━━ RECORDS FOR THE TASK

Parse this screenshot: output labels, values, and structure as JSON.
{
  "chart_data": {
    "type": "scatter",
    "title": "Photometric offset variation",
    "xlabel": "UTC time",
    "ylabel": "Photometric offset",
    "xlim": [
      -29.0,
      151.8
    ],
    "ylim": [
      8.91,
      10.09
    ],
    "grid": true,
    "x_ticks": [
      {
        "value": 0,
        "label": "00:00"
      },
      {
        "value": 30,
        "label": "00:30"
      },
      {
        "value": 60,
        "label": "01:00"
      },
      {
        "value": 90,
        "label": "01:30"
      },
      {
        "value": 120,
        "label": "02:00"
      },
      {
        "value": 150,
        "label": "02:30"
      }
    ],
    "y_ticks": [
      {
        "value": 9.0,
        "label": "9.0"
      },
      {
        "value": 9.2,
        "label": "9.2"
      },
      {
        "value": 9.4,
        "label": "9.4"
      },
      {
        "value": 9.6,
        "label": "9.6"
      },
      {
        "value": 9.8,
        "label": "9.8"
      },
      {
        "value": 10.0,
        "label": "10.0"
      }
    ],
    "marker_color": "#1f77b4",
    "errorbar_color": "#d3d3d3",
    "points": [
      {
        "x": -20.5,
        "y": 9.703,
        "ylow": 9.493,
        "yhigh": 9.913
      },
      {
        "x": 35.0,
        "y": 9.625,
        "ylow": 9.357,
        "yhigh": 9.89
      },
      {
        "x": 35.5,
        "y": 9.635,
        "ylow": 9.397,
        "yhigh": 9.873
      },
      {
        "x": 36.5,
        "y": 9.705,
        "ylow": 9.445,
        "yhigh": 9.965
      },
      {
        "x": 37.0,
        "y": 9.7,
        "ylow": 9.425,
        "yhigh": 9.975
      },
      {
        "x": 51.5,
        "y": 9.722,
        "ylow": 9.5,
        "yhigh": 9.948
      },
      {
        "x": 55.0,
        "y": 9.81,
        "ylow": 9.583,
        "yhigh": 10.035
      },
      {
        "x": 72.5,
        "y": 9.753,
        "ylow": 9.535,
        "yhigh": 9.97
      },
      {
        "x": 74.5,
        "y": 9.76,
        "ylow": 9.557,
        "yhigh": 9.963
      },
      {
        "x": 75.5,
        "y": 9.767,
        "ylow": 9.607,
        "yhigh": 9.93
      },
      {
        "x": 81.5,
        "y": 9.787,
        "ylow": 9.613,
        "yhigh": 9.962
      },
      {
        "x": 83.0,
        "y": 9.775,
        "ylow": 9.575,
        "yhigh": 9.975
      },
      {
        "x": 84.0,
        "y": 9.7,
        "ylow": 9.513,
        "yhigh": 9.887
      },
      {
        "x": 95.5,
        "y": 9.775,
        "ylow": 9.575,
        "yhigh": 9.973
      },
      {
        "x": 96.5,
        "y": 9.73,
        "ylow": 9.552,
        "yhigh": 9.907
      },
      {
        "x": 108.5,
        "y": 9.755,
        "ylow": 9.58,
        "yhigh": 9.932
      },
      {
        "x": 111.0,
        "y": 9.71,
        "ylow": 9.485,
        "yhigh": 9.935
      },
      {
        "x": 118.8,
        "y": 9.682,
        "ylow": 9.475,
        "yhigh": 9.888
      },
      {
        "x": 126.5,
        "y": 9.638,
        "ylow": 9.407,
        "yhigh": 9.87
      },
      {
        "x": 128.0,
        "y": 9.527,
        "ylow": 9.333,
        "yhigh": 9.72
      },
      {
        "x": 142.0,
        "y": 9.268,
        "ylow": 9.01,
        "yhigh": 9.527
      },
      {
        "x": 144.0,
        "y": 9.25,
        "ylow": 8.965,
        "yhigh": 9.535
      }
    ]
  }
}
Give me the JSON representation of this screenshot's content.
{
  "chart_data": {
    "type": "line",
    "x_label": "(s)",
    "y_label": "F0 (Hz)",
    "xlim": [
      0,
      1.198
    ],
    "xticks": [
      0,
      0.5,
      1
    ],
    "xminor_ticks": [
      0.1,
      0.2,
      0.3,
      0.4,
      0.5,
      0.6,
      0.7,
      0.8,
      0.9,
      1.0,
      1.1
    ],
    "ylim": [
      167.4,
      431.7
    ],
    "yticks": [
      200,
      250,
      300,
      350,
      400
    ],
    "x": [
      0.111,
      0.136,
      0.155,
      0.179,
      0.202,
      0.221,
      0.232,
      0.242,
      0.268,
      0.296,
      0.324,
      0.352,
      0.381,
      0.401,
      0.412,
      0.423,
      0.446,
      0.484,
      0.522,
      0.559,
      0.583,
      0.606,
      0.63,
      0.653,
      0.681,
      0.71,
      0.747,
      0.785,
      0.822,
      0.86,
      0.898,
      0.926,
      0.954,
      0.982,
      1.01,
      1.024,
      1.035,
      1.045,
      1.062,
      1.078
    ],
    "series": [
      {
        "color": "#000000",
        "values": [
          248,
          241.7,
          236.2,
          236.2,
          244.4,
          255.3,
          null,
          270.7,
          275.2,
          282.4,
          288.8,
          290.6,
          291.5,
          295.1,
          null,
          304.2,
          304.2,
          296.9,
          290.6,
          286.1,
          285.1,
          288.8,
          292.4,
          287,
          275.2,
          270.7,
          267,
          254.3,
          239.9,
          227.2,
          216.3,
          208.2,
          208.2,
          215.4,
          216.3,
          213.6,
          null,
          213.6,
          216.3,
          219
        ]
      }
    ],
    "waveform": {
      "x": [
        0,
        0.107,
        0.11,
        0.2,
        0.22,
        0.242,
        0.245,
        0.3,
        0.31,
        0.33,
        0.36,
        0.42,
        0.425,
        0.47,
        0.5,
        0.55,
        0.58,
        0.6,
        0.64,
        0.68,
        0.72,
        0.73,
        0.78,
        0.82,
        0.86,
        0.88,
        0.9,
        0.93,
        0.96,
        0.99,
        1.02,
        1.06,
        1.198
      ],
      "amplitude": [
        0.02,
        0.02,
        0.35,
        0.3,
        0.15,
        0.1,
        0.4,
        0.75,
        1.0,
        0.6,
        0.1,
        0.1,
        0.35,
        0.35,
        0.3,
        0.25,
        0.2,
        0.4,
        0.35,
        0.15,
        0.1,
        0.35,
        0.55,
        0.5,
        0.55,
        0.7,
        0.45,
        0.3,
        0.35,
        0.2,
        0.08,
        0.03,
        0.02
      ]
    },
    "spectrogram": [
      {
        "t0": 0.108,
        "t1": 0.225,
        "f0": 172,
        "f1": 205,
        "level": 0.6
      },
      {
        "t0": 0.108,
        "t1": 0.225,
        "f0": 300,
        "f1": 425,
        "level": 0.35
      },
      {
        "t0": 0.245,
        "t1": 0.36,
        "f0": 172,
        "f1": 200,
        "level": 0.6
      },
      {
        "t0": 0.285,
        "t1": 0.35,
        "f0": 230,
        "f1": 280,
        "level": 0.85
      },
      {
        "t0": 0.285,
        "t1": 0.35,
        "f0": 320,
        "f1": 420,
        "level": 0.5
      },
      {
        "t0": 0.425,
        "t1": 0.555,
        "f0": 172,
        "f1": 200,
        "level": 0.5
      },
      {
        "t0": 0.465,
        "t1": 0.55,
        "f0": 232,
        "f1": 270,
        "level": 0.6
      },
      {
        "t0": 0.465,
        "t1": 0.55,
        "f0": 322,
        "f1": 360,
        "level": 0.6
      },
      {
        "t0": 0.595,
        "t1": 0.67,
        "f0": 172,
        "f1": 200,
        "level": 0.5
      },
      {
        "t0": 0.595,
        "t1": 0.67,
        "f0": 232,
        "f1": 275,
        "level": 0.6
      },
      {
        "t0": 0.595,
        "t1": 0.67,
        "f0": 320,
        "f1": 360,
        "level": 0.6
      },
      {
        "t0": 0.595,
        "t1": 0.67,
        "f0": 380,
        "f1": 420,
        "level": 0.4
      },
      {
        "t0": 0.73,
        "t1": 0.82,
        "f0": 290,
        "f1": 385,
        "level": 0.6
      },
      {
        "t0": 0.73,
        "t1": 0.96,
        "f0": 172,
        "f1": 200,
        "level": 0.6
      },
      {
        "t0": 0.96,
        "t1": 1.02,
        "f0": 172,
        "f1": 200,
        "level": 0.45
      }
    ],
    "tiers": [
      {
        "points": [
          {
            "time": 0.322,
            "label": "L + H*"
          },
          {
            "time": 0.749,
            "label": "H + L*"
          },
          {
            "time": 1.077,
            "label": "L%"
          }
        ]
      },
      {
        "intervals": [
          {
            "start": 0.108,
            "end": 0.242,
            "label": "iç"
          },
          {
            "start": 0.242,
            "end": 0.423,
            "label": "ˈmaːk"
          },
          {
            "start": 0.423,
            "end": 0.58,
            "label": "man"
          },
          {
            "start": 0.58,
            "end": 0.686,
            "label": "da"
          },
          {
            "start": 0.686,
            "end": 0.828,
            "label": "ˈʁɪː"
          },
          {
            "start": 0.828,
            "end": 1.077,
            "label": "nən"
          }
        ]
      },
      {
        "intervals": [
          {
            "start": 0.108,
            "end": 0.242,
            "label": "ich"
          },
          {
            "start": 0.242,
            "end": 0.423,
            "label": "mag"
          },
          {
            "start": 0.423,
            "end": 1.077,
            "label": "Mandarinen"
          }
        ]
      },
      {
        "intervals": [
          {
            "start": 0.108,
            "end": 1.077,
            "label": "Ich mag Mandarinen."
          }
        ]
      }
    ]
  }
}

━━━━

### TO BE DONE
Report how many lines in this data include the string "screenshot", and nothing else.

### SOLUTION FOR THIS EXERCISE
2